- Provided records:
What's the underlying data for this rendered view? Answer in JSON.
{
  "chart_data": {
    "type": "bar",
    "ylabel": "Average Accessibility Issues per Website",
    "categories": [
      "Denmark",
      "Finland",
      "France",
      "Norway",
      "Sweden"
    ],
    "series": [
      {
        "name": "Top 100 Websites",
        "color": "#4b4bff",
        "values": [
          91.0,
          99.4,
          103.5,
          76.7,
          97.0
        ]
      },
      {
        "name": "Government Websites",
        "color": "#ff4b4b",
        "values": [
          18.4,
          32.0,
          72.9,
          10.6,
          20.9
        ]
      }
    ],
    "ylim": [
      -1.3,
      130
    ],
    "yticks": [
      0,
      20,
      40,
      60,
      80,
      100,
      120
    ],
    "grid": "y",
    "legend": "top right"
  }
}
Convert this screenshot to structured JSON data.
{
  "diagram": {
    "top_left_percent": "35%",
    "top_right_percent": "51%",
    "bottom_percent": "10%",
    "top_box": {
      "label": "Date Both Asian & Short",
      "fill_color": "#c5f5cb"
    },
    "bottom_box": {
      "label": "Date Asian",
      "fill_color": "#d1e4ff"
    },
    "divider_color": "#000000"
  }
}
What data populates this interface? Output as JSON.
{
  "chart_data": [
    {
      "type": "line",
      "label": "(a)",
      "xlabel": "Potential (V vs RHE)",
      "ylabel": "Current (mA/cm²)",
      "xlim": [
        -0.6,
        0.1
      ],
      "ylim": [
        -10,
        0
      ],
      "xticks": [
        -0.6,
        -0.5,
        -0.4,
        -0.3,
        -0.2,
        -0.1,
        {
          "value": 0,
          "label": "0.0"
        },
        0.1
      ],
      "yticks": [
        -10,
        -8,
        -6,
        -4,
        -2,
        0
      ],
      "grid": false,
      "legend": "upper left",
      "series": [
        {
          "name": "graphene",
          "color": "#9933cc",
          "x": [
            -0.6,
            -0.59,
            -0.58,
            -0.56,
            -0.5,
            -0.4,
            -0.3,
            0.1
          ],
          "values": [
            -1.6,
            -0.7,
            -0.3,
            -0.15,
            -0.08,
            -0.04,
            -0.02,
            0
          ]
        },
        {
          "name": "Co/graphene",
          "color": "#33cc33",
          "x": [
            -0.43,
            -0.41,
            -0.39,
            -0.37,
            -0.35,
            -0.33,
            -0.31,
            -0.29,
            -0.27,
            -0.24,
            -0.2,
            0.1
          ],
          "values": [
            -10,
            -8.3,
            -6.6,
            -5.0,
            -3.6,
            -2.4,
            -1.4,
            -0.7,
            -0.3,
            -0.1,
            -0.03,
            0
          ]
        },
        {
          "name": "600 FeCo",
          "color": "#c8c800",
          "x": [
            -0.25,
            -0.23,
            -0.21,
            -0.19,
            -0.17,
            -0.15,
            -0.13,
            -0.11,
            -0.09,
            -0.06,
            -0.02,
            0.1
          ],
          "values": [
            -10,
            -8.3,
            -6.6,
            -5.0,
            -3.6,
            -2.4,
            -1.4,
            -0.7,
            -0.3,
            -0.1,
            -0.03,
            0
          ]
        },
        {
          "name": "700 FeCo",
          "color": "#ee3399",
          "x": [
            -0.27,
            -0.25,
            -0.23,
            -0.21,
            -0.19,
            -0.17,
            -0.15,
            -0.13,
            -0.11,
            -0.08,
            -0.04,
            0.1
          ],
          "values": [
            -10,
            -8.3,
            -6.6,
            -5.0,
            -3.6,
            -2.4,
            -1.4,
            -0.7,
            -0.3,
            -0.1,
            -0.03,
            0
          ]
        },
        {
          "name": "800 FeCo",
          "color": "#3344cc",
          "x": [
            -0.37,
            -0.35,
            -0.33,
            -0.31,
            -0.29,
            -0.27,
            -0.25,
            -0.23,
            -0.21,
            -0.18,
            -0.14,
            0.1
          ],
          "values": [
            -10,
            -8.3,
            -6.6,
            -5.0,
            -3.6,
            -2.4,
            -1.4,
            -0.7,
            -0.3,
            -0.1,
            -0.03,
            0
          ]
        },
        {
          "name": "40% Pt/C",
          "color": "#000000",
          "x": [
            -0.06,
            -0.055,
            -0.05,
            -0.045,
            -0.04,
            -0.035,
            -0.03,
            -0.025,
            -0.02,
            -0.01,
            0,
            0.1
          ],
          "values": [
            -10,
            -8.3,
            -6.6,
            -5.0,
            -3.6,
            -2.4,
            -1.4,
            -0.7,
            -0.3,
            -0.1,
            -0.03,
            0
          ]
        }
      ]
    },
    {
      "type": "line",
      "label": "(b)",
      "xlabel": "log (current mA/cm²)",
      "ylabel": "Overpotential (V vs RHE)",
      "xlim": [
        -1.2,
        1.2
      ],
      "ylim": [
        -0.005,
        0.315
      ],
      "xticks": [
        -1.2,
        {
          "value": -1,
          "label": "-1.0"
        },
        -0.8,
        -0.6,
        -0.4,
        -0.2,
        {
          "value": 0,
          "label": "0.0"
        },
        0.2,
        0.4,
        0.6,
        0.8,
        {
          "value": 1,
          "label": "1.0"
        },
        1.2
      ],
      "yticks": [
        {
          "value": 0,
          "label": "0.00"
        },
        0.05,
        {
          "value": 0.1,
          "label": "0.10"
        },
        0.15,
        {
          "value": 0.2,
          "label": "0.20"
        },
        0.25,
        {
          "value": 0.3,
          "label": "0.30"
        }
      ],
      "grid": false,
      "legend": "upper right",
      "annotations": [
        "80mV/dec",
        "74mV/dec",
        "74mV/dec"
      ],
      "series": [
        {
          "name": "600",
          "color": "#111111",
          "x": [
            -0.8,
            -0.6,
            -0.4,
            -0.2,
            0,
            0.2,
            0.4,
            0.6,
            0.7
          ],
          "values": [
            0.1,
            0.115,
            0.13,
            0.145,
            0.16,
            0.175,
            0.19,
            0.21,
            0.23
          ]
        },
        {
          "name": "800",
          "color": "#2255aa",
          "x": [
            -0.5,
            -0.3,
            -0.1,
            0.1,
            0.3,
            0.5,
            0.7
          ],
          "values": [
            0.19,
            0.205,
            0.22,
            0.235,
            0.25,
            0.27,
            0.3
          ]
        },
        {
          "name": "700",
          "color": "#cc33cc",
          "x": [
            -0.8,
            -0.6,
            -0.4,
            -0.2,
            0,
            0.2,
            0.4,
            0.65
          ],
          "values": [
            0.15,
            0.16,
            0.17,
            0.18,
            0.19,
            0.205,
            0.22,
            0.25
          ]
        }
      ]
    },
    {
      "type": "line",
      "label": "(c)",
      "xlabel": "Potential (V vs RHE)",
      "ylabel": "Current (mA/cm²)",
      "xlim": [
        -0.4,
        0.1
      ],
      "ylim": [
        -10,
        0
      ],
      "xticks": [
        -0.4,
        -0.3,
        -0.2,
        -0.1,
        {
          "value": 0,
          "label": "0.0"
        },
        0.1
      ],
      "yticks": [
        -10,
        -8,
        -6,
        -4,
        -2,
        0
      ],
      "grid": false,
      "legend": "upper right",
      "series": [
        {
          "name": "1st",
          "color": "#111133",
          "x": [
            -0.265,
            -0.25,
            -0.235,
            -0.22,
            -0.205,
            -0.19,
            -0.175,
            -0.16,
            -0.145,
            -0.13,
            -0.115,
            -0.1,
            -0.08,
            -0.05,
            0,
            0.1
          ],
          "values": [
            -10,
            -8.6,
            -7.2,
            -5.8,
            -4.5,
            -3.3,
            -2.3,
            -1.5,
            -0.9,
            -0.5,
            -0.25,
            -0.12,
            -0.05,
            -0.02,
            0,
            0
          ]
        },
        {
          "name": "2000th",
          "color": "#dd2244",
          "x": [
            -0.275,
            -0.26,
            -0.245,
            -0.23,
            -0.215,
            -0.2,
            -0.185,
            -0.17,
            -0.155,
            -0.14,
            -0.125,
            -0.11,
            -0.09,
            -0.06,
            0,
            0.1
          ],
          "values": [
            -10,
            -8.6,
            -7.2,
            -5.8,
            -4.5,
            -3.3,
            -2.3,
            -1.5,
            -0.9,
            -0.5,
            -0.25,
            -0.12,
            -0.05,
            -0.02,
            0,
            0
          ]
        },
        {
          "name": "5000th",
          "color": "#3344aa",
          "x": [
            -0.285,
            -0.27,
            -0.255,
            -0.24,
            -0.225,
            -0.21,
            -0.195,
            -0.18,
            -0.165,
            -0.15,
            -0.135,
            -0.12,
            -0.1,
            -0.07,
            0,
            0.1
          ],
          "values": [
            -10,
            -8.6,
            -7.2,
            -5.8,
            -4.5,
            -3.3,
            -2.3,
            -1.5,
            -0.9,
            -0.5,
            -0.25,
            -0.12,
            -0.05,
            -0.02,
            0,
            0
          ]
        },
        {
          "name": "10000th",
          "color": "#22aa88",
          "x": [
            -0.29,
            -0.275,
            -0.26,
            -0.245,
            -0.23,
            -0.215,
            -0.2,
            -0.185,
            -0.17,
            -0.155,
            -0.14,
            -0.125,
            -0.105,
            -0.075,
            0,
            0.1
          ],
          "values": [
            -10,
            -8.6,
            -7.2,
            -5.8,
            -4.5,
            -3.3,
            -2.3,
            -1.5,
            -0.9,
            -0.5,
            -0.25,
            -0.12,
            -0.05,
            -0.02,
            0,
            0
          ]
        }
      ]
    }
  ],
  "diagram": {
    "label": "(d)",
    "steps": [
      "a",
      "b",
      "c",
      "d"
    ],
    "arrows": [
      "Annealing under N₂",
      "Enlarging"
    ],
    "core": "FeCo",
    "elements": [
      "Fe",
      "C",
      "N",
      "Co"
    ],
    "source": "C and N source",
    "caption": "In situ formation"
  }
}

- Problem to work on: Pick out, from the lines above, every one that contains the string "legend".

- Exercise response:
    "legend": "top right"
      "legend": "upper left",
      "legend": "upper right",
      "legend": "upper right",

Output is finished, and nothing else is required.